Listed entries:
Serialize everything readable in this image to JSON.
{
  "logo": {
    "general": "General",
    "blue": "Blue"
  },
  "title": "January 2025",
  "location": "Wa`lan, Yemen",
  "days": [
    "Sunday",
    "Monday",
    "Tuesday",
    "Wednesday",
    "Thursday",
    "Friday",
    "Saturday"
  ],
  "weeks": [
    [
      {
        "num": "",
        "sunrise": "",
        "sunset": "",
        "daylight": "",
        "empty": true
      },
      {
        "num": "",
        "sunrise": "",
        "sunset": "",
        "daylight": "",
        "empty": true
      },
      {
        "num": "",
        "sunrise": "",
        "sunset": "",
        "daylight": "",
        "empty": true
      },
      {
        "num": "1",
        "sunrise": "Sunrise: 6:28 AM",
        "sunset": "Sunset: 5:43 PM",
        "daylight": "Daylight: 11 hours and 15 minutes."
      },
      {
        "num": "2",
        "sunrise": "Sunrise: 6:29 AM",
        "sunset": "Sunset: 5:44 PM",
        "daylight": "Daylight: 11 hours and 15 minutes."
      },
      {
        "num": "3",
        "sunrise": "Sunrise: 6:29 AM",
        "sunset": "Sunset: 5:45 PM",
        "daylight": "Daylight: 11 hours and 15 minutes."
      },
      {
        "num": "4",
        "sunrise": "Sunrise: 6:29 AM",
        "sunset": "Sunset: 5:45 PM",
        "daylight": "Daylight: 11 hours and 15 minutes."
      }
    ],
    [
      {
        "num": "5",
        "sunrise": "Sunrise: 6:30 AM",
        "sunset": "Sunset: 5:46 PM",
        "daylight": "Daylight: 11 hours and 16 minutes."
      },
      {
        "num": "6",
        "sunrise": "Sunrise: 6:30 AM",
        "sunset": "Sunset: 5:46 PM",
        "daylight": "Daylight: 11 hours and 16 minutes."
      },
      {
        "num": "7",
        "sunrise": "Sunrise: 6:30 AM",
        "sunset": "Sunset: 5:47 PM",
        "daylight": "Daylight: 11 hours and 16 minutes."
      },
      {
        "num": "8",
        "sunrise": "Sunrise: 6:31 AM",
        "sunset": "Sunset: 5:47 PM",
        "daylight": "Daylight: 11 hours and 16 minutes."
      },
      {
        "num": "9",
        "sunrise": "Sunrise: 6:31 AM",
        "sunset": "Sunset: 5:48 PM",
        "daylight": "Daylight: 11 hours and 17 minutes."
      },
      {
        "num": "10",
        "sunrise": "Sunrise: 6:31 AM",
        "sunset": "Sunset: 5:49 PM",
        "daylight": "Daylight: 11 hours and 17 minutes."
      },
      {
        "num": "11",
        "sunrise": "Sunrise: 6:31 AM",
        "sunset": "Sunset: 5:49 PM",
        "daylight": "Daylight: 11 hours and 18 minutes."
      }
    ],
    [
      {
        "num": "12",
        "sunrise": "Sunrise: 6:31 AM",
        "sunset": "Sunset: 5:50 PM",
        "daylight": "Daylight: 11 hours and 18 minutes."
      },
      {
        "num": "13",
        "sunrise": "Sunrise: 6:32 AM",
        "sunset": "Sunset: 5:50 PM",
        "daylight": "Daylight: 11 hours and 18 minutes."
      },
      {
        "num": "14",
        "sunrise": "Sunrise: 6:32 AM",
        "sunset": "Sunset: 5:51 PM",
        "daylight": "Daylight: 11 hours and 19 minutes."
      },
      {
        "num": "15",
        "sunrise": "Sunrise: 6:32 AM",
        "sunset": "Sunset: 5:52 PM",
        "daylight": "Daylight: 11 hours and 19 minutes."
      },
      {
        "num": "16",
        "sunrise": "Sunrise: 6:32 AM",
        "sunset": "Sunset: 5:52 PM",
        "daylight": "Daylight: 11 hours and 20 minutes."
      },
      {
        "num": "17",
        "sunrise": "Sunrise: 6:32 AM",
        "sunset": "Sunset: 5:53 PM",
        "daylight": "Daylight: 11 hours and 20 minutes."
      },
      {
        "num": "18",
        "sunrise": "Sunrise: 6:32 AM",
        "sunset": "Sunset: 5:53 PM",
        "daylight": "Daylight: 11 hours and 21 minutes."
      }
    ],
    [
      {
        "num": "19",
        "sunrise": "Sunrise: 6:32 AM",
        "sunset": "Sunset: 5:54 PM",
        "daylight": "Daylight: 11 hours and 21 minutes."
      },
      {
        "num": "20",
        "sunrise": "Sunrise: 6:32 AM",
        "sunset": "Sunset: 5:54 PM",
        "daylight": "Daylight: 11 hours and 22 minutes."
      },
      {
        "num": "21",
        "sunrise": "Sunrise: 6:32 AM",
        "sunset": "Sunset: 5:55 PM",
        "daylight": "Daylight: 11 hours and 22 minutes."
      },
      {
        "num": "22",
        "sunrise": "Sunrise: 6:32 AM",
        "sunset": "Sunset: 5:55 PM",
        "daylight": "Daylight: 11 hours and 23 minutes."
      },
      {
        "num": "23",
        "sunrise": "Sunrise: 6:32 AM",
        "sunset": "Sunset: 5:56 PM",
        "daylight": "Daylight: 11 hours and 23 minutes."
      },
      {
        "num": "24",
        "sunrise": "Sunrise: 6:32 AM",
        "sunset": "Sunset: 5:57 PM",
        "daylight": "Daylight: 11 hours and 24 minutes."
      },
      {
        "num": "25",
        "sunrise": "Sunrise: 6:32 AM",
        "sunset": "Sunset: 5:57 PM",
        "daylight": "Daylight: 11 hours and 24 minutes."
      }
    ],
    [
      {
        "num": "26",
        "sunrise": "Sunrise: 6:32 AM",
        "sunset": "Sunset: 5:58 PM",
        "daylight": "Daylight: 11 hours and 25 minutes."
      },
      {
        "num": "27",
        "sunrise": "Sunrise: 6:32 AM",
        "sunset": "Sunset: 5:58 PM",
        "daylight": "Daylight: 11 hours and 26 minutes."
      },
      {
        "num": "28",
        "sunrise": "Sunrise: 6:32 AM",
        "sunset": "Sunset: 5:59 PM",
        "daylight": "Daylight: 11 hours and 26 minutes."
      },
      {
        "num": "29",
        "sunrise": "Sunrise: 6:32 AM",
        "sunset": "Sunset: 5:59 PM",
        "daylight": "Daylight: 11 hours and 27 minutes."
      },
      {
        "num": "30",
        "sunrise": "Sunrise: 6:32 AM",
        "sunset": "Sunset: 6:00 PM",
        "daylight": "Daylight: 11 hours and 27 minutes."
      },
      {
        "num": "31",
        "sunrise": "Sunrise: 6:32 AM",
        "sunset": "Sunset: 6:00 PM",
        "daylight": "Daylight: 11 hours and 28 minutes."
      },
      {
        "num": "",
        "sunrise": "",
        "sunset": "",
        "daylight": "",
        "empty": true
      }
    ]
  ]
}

Your goal:
Set down each entry again, unchanged.

Finished task:
Serialize everything readable in this image to JSON.
{
  "logo": {
    "general": "General",
    "blue": "Blue"
  },
  "title": "January 2025",
  "location": "Wa`lan, Yemen",
  "days": [
    "Sunday",
    "Monday",
    "Tuesday",
    "Wednesday",
    "Thursday",
    "Friday",
    "Saturday"
  ],
  "weeks": [
    [
      {
        "num": "",
        "sunrise": "",
        "sunset": "",
        "daylight": "",
        "empty": true
      },
      {
        "num": "",
        "sunrise": "",
        "sunset": "",
        "daylight": "",
        "empty": true
      },
      {
        "num": "",
        "sunrise": "",
        "sunset": "",
        "daylight": "",
        "empty": true
      },
      {
        "num": "1",
        "sunrise": "Sunrise: 6:28 AM",
        "sunset": "Sunset: 5:43 PM",
        "daylight": "Daylight: 11 hours and 15 minutes."
      },
      {
        "num": "2",
        "sunrise": "Sunrise: 6:29 AM",
        "sunset": "Sunset: 5:44 PM",
        "daylight": "Daylight: 11 hours and 15 minutes."
      },
      {
        "num": "3",
        "sunrise": "Sunrise: 6:29 AM",
        "sunset": "Sunset: 5:45 PM",
        "daylight": "Daylight: 11 hours and 15 minutes."
      },
      {
        "num": "4",
        "sunrise": "Sunrise: 6:29 AM",
        "sunset": "Sunset: 5:45 PM",
        "daylight": "Daylight: 11 hours and 15 minutes."
      }
    ],
    [
      {
        "num": "5",
        "sunrise": "Sunrise: 6:30 AM",
        "sunset": "Sunset: 5:46 PM",
        "daylight": "Daylight: 11 hours and 16 minutes."
      },
      {
        "num": "6",
        "sunrise": "Sunrise: 6:30 AM",
        "sunset": "Sunset: 5:46 PM",
        "daylight": "Daylight: 11 hours and 16 minutes."
      },
      {
        "num": "7",
        "sunrise": "Sunrise: 6:30 AM",
        "sunset": "Sunset: 5:47 PM",
        "daylight": "Daylight: 11 hours and 16 minutes."
      },
      {
        "num": "8",
        "sunrise": "Sunrise: 6:31 AM",
        "sunset": "Sunset: 5:47 PM",
        "daylight": "Daylight: 11 hours and 16 minutes."
      },
      {
        "num": "9",
        "sunrise": "Sunrise: 6:31 AM",
        "sunset": "Sunset: 5:48 PM",
        "daylight": "Daylight: 11 hours and 17 minutes."
      },
      {
        "num": "10",
        "sunrise": "Sunrise: 6:31 AM",
        "sunset": "Sunset: 5:49 PM",
        "daylight": "Daylight: 11 hours and 17 minutes."
      },
      {
        "num": "11",
        "sunrise": "Sunrise: 6:31 AM",
        "sunset": "Sunset: 5:49 PM",
        "daylight": "Daylight: 11 hours and 18 minutes."
      }
    ],
    [
      {
        "num": "12",
        "sunrise": "Sunrise: 6:31 AM",
        "sunset": "Sunset: 5:50 PM",
        "daylight": "Daylight: 11 hours and 18 minutes."
      },
      {
        "num": "13",
        "sunrise": "Sunrise: 6:32 AM",
        "sunset": "Sunset: 5:50 PM",
        "daylight": "Daylight: 11 hours and 18 minutes."
      },
      {
        "num": "14",
        "sunrise": "Sunrise: 6:32 AM",
        "sunset": "Sunset: 5:51 PM",
        "daylight": "Daylight: 11 hours and 19 minutes."
      },
      {
        "num": "15",
        "sunrise": "Sunrise: 6:32 AM",
        "sunset": "Sunset: 5:52 PM",
        "daylight": "Daylight: 11 hours and 19 minutes."
      },
      {
        "num": "16",
        "sunrise": "Sunrise: 6:32 AM",
        "sunset": "Sunset: 5:52 PM",
        "daylight": "Daylight: 11 hours and 20 minutes."
      },
      {
        "num": "17",
        "sunrise": "Sunrise: 6:32 AM",
        "sunset": "Sunset: 5:53 PM",
        "daylight": "Daylight: 11 hours and 20 minutes."
      },
      {
        "num": "18",
        "sunrise": "Sunrise: 6:32 AM",
        "sunset": "Sunset: 5:53 PM",
        "daylight": "Daylight: 11 hours and 21 minutes."
      }
    ],
    [
      {
        "num": "19",
        "sunrise": "Sunrise: 6:32 AM",
        "sunset": "Sunset: 5:54 PM",
        "daylight": "Daylight: 11 hours and 21 minutes."
      },
      {
        "num": "20",
        "sunrise": "Sunrise: 6:32 AM",
        "sunset": "Sunset: 5:54 PM",
        "daylight": "Daylight: 11 hours and 22 minutes."
      },
      {
        "num": "21",
        "sunrise": "Sunrise: 6:32 AM",
        "sunset": "Sunset: 5:55 PM",
        "daylight": "Daylight: 11 hours and 22 minutes."
      },
      {
        "num": "22",
        "sunrise": "Sunrise: 6:32 AM",
        "sunset": "Sunset: 5:55 PM",
        "daylight": "Daylight: 11 hours and 23 minutes."
      },
      {
        "num": "23",
        "sunrise": "Sunrise: 6:32 AM",
        "sunset": "Sunset: 5:56 PM",
        "daylight": "Daylight: 11 hours and 23 minutes."
      },
      {
        "num": "24",
        "sunrise": "Sunrise: 6:32 AM",
        "sunset": "Sunset: 5:57 PM",
        "daylight": "Daylight: 11 hours and 24 minutes."
      },
      {
        "num": "25",
        "sunrise": "Sunrise: 6:32 AM",
        "sunset": "Sunset: 5:57 PM",
        "daylight": "Daylight: 11 hours and 24 minutes."
      }
    ],
    [
      {
        "num": "26",
        "sunrise": "Sunrise: 6:32 AM",
        "sunset": "Sunset: 5:58 PM",
        "daylight": "Daylight: 11 hours and 25 minutes."
      },
      {
        "num": "27",
        "sunrise": "Sunrise: 6:32 AM",
        "sunset": "Sunset: 5:58 PM",
        "daylight": "Daylight: 11 hours and 26 minutes."
      },
      {
        "num": "28",
        "sunrise": "Sunrise: 6:32 AM",
        "sunset": "Sunset: 5:59 PM",
        "daylight": "Daylight: 11 hours and 26 minutes."
      },
      {
        "num": "29",
        "sunrise": "Sunrise: 6:32 AM",
        "sunset": "Sunset: 5:59 PM",
        "daylight": "Daylight: 11 hours and 27 minutes."
      },
      {
        "num": "30",
        "sunrise": "Sunrise: 6:32 AM",
        "sunset": "Sunset: 6:00 PM",
        "daylight": "Daylight: 11 hours and 27 minutes."
      },
      {
        "num": "31",
        "sunrise": "Sunrise: 6:32 AM",
        "sunset": "Sunset: 6:00 PM",
        "daylight": "Daylight: 11 hours and 28 minutes."
      },
      {
        "num": "",
        "sunrise": "",
        "sunset": "",
        "daylight": "",
        "empty": true
      }
    ]
  ]
}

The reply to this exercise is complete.